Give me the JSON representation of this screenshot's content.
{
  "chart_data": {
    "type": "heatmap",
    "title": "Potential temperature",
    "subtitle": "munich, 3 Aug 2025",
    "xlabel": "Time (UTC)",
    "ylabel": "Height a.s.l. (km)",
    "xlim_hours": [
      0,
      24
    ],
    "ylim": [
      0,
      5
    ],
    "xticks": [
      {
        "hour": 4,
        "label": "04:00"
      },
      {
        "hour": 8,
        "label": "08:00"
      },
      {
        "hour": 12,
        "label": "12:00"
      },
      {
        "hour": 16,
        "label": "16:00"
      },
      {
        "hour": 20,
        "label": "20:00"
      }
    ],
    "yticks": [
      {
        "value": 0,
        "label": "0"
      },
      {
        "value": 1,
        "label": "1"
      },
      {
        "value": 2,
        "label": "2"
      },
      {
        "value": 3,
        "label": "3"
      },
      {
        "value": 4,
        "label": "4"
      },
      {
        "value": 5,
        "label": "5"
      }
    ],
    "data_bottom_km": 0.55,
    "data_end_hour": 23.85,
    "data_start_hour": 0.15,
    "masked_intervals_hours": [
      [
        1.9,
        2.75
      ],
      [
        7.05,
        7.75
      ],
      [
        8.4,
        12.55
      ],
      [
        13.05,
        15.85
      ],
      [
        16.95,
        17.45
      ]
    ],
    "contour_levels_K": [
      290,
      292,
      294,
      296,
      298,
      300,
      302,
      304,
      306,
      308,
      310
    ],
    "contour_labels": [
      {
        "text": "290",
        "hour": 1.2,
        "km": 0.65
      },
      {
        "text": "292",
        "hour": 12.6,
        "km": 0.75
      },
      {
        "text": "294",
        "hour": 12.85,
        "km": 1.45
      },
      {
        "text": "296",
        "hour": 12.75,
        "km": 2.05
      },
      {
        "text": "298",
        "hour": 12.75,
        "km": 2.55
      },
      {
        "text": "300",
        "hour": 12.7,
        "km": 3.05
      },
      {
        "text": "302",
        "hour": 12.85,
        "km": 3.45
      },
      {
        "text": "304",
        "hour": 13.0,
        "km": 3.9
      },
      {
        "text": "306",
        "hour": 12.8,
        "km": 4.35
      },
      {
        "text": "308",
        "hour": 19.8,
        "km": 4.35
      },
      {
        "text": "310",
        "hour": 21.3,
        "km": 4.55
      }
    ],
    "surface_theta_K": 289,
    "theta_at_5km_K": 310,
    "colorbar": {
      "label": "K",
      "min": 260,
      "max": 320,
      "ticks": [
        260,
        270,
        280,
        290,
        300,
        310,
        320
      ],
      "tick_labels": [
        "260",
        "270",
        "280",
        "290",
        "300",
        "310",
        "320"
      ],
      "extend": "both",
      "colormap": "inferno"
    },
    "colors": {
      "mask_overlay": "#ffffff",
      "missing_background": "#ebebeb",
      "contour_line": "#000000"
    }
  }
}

════════════════

* _To be done_: Search the entries for the word "text", then list each line that holds it.

* _Final answer_:
        "text": "290",
        "text": "292",
        "text": "294",
        "text": "296",
        "text": "298",
        "text": "300",
        "text": "302",
        "text": "304",
        "text": "306",
        "text": "308",
        "text": "310",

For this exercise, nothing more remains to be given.